SUPPLIED MATERIAL >>
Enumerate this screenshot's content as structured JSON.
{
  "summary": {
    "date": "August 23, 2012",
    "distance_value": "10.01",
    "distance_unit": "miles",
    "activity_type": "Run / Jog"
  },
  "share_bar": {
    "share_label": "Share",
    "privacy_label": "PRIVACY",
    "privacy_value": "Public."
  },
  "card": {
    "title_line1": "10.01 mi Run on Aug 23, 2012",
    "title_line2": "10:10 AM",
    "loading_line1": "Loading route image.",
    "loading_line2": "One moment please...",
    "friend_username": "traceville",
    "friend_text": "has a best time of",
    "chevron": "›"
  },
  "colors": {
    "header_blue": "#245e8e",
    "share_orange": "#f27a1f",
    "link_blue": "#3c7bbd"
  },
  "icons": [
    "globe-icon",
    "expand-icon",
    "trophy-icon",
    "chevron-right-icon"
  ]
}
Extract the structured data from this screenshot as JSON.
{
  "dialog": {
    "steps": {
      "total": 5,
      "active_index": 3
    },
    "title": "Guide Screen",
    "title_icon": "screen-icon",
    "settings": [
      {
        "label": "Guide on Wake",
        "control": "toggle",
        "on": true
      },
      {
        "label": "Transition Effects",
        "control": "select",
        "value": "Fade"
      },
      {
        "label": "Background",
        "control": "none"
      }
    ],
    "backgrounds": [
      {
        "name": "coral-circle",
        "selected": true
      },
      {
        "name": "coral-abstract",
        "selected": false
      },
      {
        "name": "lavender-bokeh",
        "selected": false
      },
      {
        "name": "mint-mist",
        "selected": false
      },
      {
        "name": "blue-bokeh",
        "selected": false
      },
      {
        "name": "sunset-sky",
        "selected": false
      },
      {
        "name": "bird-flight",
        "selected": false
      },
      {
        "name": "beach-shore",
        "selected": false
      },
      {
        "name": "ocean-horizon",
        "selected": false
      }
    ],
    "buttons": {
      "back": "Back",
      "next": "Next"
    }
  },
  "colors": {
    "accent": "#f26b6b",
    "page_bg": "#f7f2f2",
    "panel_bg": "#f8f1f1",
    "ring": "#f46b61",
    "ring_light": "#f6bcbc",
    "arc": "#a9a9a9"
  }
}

YOUR OBJECTIVE >> Leave out every line without the string "coral" and copy the rest.

TASK RESULT >>
        "name": "coral-circle",
        "name": "coral-abstract",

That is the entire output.